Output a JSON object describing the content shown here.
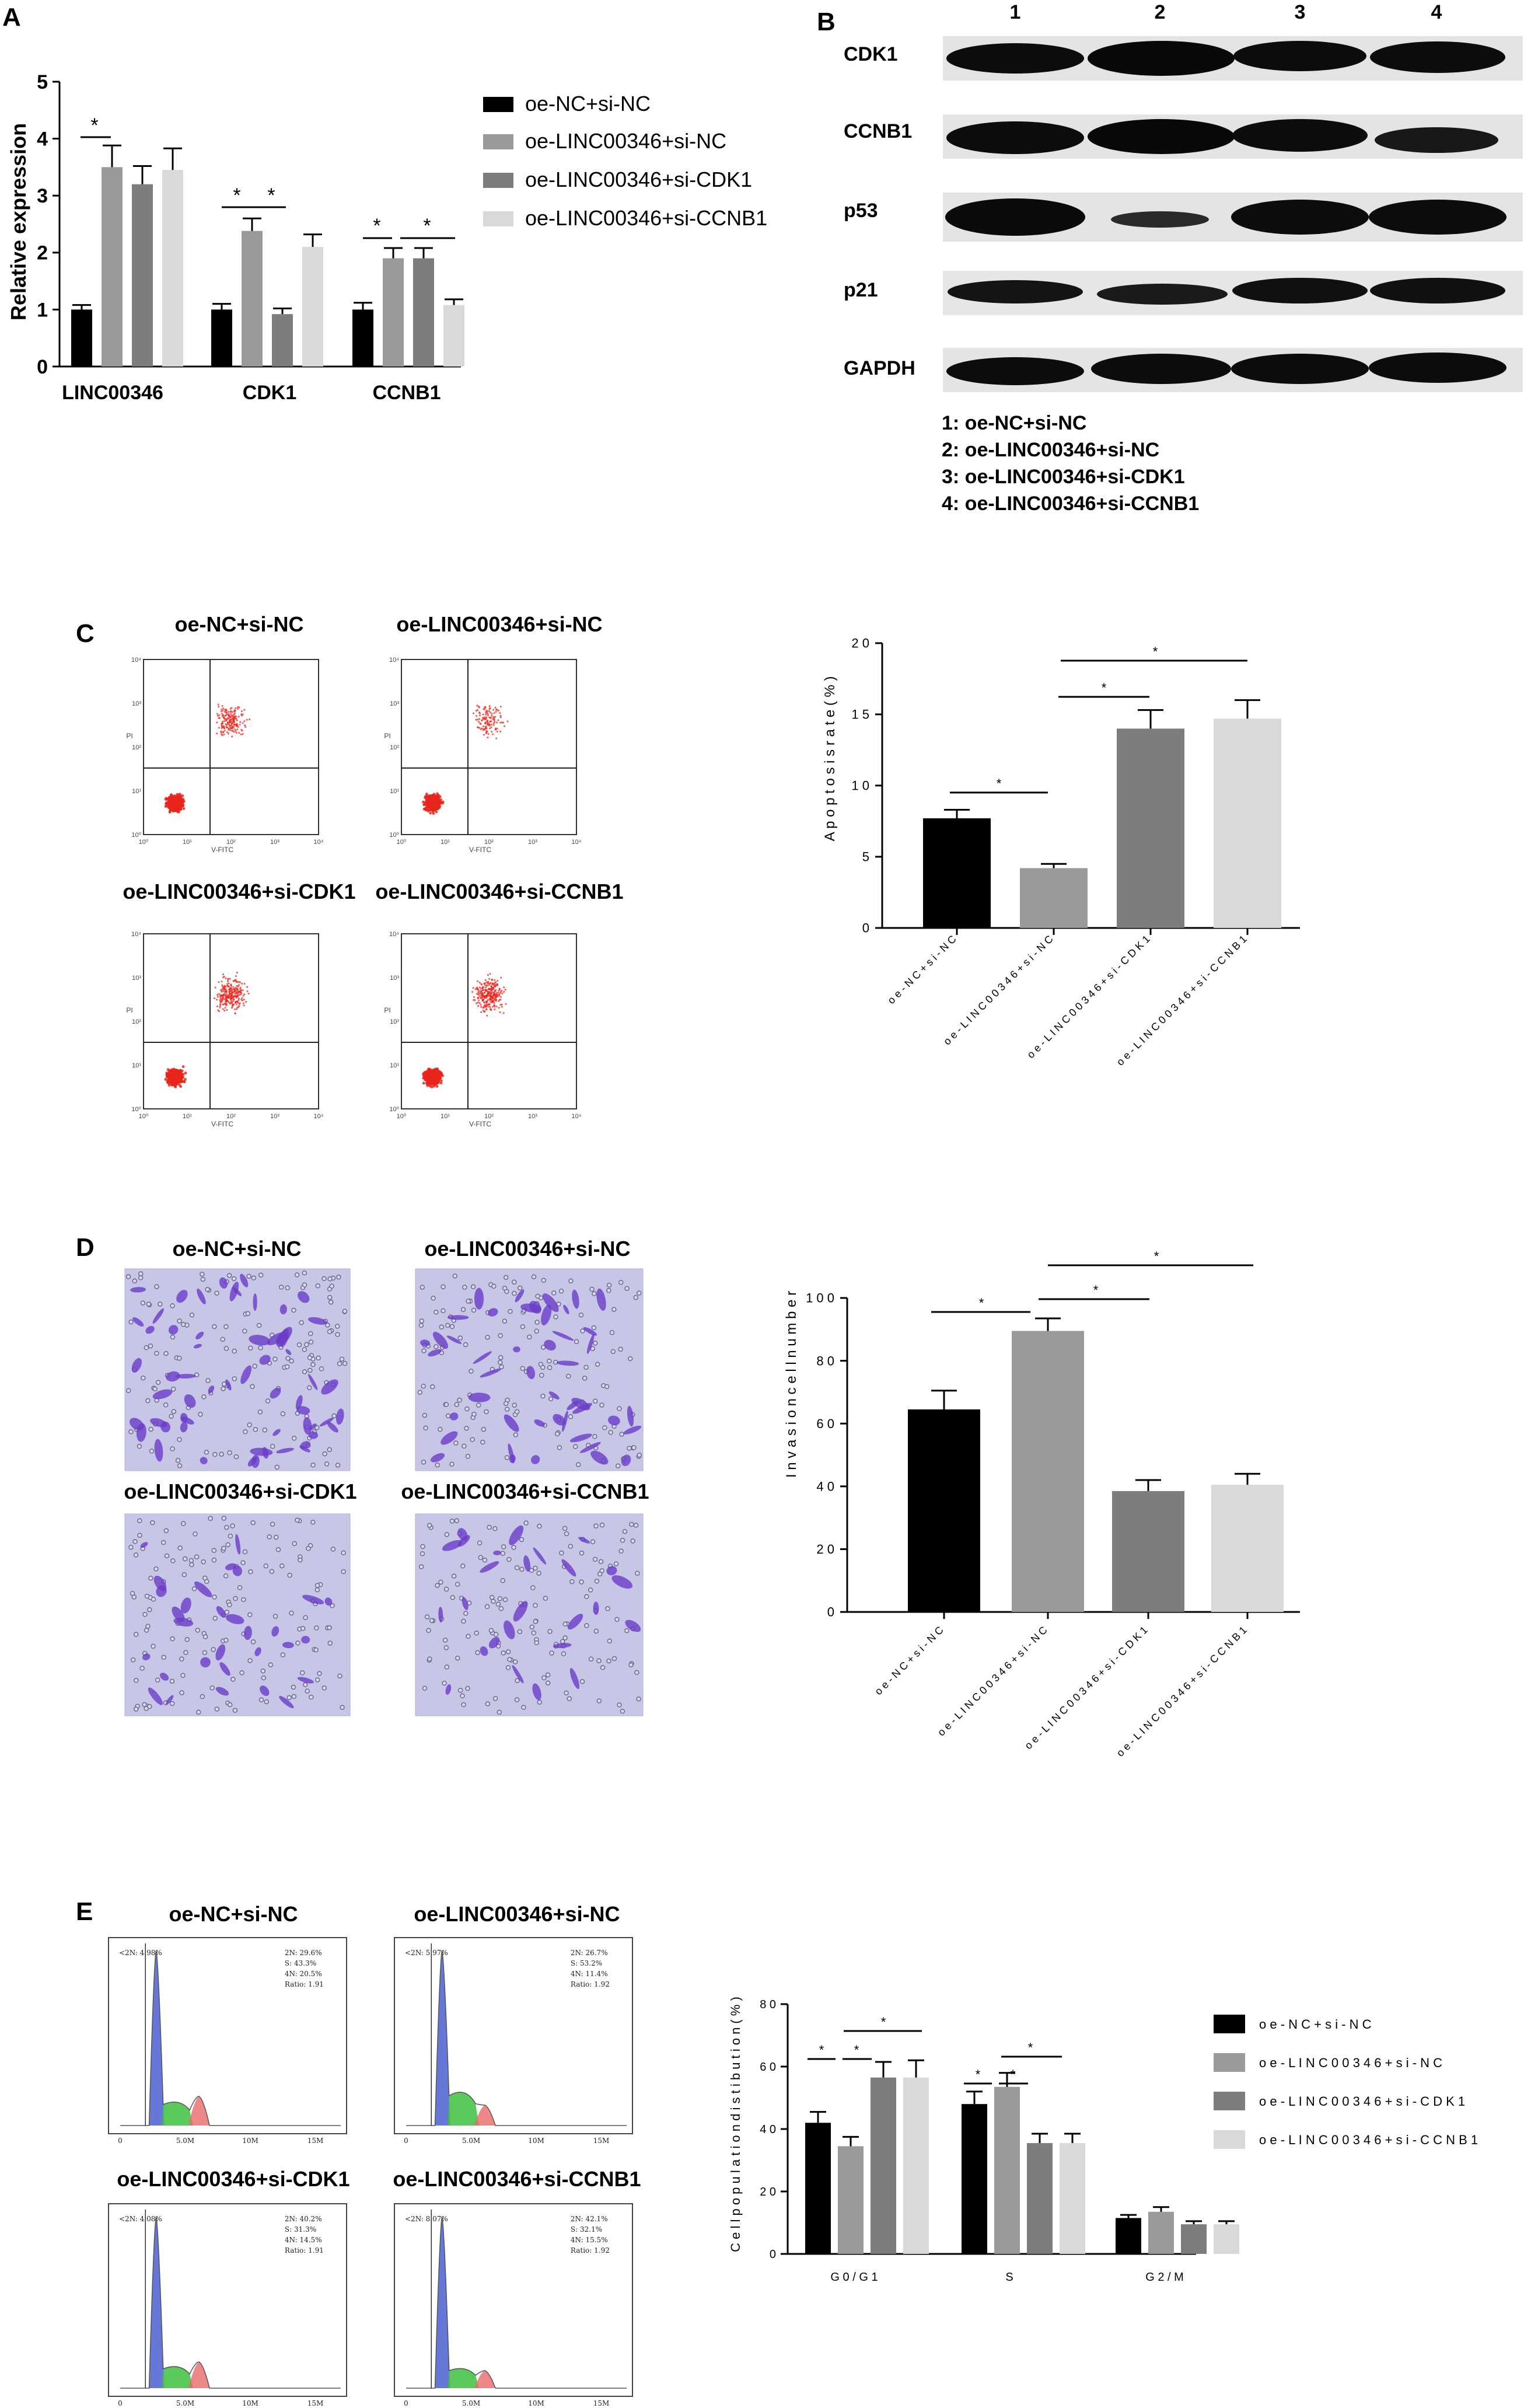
{
  "panels": {
    "A": {
      "letter": "A",
      "ylabel": "Relative expression",
      "yticks": [
        "0",
        "1",
        "2",
        "3",
        "4",
        "5"
      ],
      "legend": [
        "oe-NC+si-NC",
        "oe-LINC00346+si-NC",
        "oe-LINC00346+si-CDK1",
        "oe-LINC00346+si-CCNB1"
      ],
      "star": "*"
    },
    "B": {
      "letter": "B",
      "lanes": [
        "1",
        "2",
        "3",
        "4"
      ],
      "bands": [
        "CDK1",
        "CCNB1",
        "p53",
        "p21",
        "GAPDH"
      ],
      "key": [
        "1: oe-NC+si-NC",
        "2: oe-LINC00346+si-NC",
        "3: oe-LINC00346+si-CDK1",
        "4: oe-LINC00346+si-CCNB1"
      ]
    },
    "C": {
      "letter": "C",
      "plot_titles": [
        "oe-NC+si-NC",
        "oe-LINC00346+si-NC",
        "oe-LINC00346+si-CDK1",
        "oe-LINC00346+si-CCNB1"
      ],
      "flow_xaxis": "V-FITC",
      "flow_yaxis": "PI",
      "ylabel": "A p o p t o s i s   r a t e   ( % )",
      "yticks": [
        "0",
        "5",
        "1 0",
        "1 5",
        "2 0"
      ],
      "xcats": [
        "o e - N C + s i - N C",
        "o e - L I N C 0 0 3 4 6 + s i - N C",
        "o e - L I N C 0 0 3 4 6 + s i - C D K 1",
        "o e - L I N C 0 0 3 4 6 + s i - C C N B 1"
      ],
      "star": "*"
    },
    "D": {
      "letter": "D",
      "image_titles": [
        "oe-NC+si-NC",
        "oe-LINC00346+si-NC",
        "oe-LINC00346+si-CDK1",
        "oe-LINC00346+si-CCNB1"
      ],
      "ylabel": "I n v a s i o n   c e l l   n u m b e r",
      "yticks": [
        "0",
        "2 0",
        "4 0",
        "6 0",
        "8 0",
        "1 0 0"
      ],
      "xcats": [
        "o e - N C + s i - N C",
        "o e - L I N C 0 0 3 4 6 + s i - N C",
        "o e - L I N C 0 0 3 4 6 + s i - C D K 1",
        "o e - L I N C 0 0 3 4 6 + s i - C C N B 1"
      ],
      "star": "*"
    },
    "E": {
      "letter": "E",
      "hist_titles": [
        "oe-NC+si-NC",
        "oe-LINC00346+si-NC",
        "oe-LINC00346+si-CDK1",
        "oe-LINC00346+si-CCNB1"
      ],
      "hist_stats": [
        [
          "2N: 29.6%",
          "S: 43.3%",
          "4N: 20.5%",
          "Ratio: 1.91"
        ],
        [
          "2N: 26.7%",
          "S: 53.2%",
          "4N: 11.4%",
          "Ratio: 1.92"
        ],
        [
          "2N: 40.2%",
          "S: 31.3%",
          "4N: 14.5%",
          "Ratio: 1.91"
        ],
        [
          "2N: 42.1%",
          "S: 32.1%",
          "4N: 15.5%",
          "Ratio: 1.92"
        ]
      ],
      "hist_sub": [
        "<2N: 4.98%",
        "<2N: 5.97%",
        "<2N: 4.08%",
        "<2N: 8.07%"
      ],
      "hist_xticks": [
        "0",
        "5.0M",
        "10M",
        "15M"
      ],
      "ylabel": "C e l l   p o p u l a t i o n   d i s t i b u t i o n   ( % )",
      "yticks": [
        "0",
        "2 0",
        "4 0",
        "6 0",
        "8 0"
      ],
      "groups": [
        "G 0 / G 1",
        "S",
        "G 2 / M"
      ],
      "legend": [
        "o e - N C + s i - N C",
        "o e - L I N C 0 0 3 4 6 + s i - N C",
        "o e - L I N C 0 0 3 4 6 + s i - C D K 1",
        "o e - L I N C 0 0 3 4 6 + s i - C C N B 1"
      ],
      "star": "*"
    }
  },
  "colors": {
    "black": "#000000",
    "midgray": "#9a9a9c",
    "darkgray": "#7d7d7f",
    "lightgray": "#d9d9d9",
    "flowdot": "#e8261c",
    "stain": "#6a3cc8",
    "stainbg": "#c5c4e6"
  },
  "chart_data": [
    {
      "panel": "A",
      "type": "bar",
      "ylabel": "Relative expression",
      "ylim": [
        0,
        5
      ],
      "categories": [
        "LINC00346",
        "CDK1",
        "CCNB1"
      ],
      "series": [
        {
          "name": "oe-NC+si-NC",
          "values": [
            1.0,
            1.0,
            1.0
          ],
          "errors": [
            0.08,
            0.1,
            0.12
          ],
          "color": "#000000"
        },
        {
          "name": "oe-LINC00346+si-NC",
          "values": [
            3.5,
            2.38,
            1.9
          ],
          "errors": [
            0.38,
            0.22,
            0.18
          ],
          "color": "#9a9a9c"
        },
        {
          "name": "oe-LINC00346+si-CDK1",
          "values": [
            3.2,
            0.92,
            1.9
          ],
          "errors": [
            0.32,
            0.1,
            0.18
          ],
          "color": "#7d7d7f"
        },
        {
          "name": "oe-LINC00346+si-CCNB1",
          "values": [
            3.45,
            2.1,
            1.08
          ],
          "errors": [
            0.38,
            0.22,
            0.1
          ],
          "color": "#d9d9d9"
        }
      ],
      "legend": "right"
    },
    {
      "panel": "C",
      "type": "bar",
      "ylabel": "A p o p t o s i s   r a t e   ( % )",
      "ylim": [
        0,
        20
      ],
      "categories": [
        "o e - N C + s i - N C",
        "o e - L I N C 0 0 3 4 6 + s i - N C",
        "o e - L I N C 0 0 3 4 6 + s i - C D K 1",
        "o e - L I N C 0 0 3 4 6 + s i - C C N B 1"
      ],
      "values": [
        7.7,
        4.2,
        14.0,
        14.7
      ],
      "errors": [
        0.6,
        0.3,
        1.3,
        1.3
      ]
    },
    {
      "panel": "D",
      "type": "bar",
      "ylabel": "I n v a s i o n   c e l l   n u m b e r",
      "ylim": [
        0,
        100
      ],
      "categories": [
        "o e - N C + s i - N C",
        "o e - L I N C 0 0 3 4 6 + s i - N C",
        "o e - L I N C 0 0 3 4 6 + s i - C D K 1",
        "o e - L I N C 0 0 3 4 6 + s i - C C N B 1"
      ],
      "values": [
        64.5,
        89.5,
        38.5,
        40.5
      ],
      "errors": [
        6.0,
        4.0,
        3.5,
        3.5
      ]
    },
    {
      "panel": "E",
      "type": "bar",
      "ylabel": "C e l l   p o p u l a t i o n   d i s t i b u t i o n   ( % )",
      "ylim": [
        0,
        80
      ],
      "categories": [
        "G 0 / G 1",
        "S",
        "G 2 / M"
      ],
      "series": [
        {
          "name": "o e - N C + s i - N C",
          "values": [
            42,
            48,
            11.5
          ],
          "errors": [
            3.5,
            4.0,
            1.0
          ],
          "color": "#000000"
        },
        {
          "name": "o e - L I N C 0 0 3 4 6 + s i - N C",
          "values": [
            34.5,
            53.5,
            13.5
          ],
          "errors": [
            3.0,
            4.5,
            1.5
          ],
          "color": "#9a9a9c"
        },
        {
          "name": "o e - L I N C 0 0 3 4 6 + s i - C D K 1",
          "values": [
            56.5,
            35.5,
            9.5
          ],
          "errors": [
            5.0,
            3.0,
            1.0
          ],
          "color": "#7d7d7f"
        },
        {
          "name": "o e - L I N C 0 0 3 4 6 + s i - C C N B 1",
          "values": [
            56.5,
            35.5,
            9.5
          ],
          "errors": [
            5.5,
            3.0,
            1.0
          ],
          "color": "#d9d9d9"
        }
      ],
      "legend": "right"
    }
  ]
}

☆ ☆ ☆

▶ **Exercise description**: Check each line above for the string "letter" and show the ones that have it.

▶ **Right answer**:
      "letter": "A",
      "letter": "B",
      "letter": "C",
      "letter": "D",
      "letter": "E",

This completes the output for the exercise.